## START Record set
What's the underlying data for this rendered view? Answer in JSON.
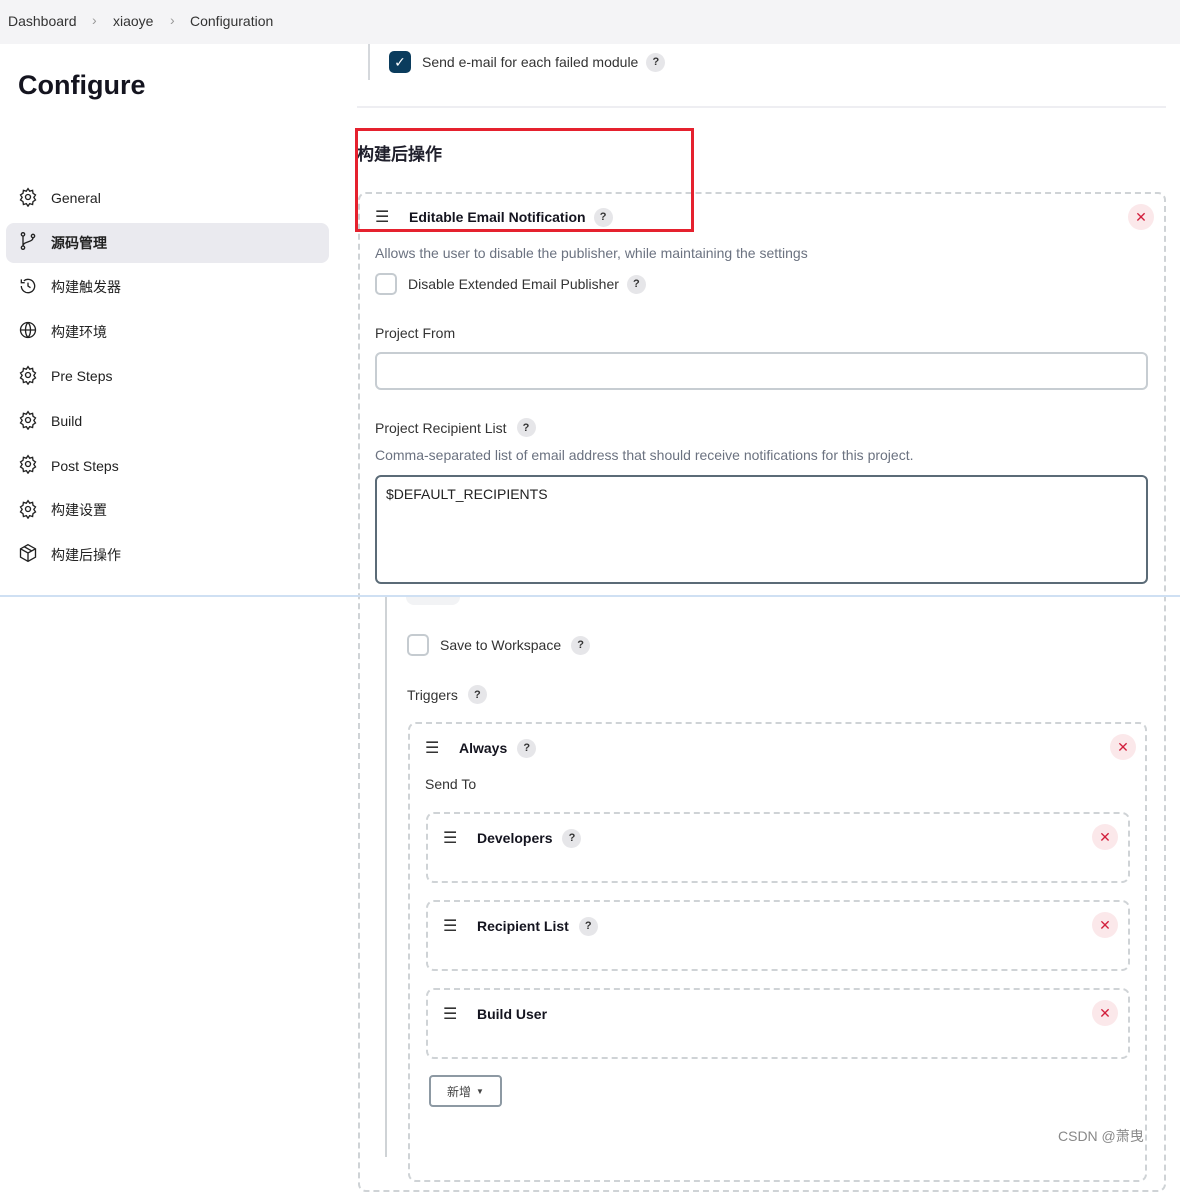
{
  "breadcrumb": [
    "Dashboard",
    "xiaoye",
    "Configuration"
  ],
  "sidebar": {
    "title": "Configure",
    "items": [
      {
        "label": "General",
        "icon": "gear-icon"
      },
      {
        "label": "源码管理",
        "icon": "branch-icon",
        "active": true
      },
      {
        "label": "构建触发器",
        "icon": "clock-icon"
      },
      {
        "label": "构建环境",
        "icon": "globe-icon"
      },
      {
        "label": "Pre Steps",
        "icon": "gear-icon"
      },
      {
        "label": "Build",
        "icon": "gear-icon"
      },
      {
        "label": "Post Steps",
        "icon": "gear-icon"
      },
      {
        "label": "构建设置",
        "icon": "gear-icon"
      },
      {
        "label": "构建后操作",
        "icon": "package-icon"
      }
    ]
  },
  "main": {
    "send_each_failed": "Send e-mail for each failed module",
    "section_title": "构建后操作",
    "publisher_title": "Editable Email Notification",
    "publisher_desc": "Allows the user to disable the publisher, while maintaining the settings",
    "disable_label": "Disable Extended Email Publisher",
    "project_from_label": "Project From",
    "project_from_value": "",
    "recipient_label": "Project Recipient List",
    "recipient_desc": "Comma-separated list of email address that should receive notifications for this project.",
    "recipient_value": "$DEFAULT_RECIPIENTS",
    "save_workspace": "Save to Workspace",
    "triggers_label": "Triggers",
    "trigger": "Always",
    "send_to": "Send To",
    "recipients": [
      "Developers",
      "Recipient List",
      "Build User"
    ],
    "add_button": "新增"
  },
  "help": "?",
  "watermark": "CSDN @萧曳",
  "colors": {
    "accent": "#0b3c5d",
    "highlight": "#e5212e",
    "danger": "#d21f3c"
  }
}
## END Record set
What is expected: Reproduce the entries above exactly. Do not include the images.

The answer:
What's the underlying data for this rendered view? Answer in JSON.
{
  "breadcrumb": [
    "Dashboard",
    "xiaoye",
    "Configuration"
  ],
  "sidebar": {
    "title": "Configure",
    "items": [
      {
        "label": "General",
        "icon": "gear-icon"
      },
      {
        "label": "源码管理",
        "icon": "branch-icon",
        "active": true
      },
      {
        "label": "构建触发器",
        "icon": "clock-icon"
      },
      {
        "label": "构建环境",
        "icon": "globe-icon"
      },
      {
        "label": "Pre Steps",
        "icon": "gear-icon"
      },
      {
        "label": "Build",
        "icon": "gear-icon"
      },
      {
        "label": "Post Steps",
        "icon": "gear-icon"
      },
      {
        "label": "构建设置",
        "icon": "gear-icon"
      },
      {
        "label": "构建后操作",
        "icon": "package-icon"
      }
    ]
  },
  "main": {
    "send_each_failed": "Send e-mail for each failed module",
    "section_title": "构建后操作",
    "publisher_title": "Editable Email Notification",
    "publisher_desc": "Allows the user to disable the publisher, while maintaining the settings",
    "disable_label": "Disable Extended Email Publisher",
    "project_from_label": "Project From",
    "project_from_value": "",
    "recipient_label": "Project Recipient List",
    "recipient_desc": "Comma-separated list of email address that should receive notifications for this project.",
    "recipient_value": "$DEFAULT_RECIPIENTS",
    "save_workspace": "Save to Workspace",
    "triggers_label": "Triggers",
    "trigger": "Always",
    "send_to": "Send To",
    "recipients": [
      "Developers",
      "Recipient List",
      "Build User"
    ],
    "add_button": "新增"
  },
  "help": "?",
  "watermark": "CSDN @萧曳",
  "colors": {
    "accent": "#0b3c5d",
    "highlight": "#e5212e",
    "danger": "#d21f3c"
  }
}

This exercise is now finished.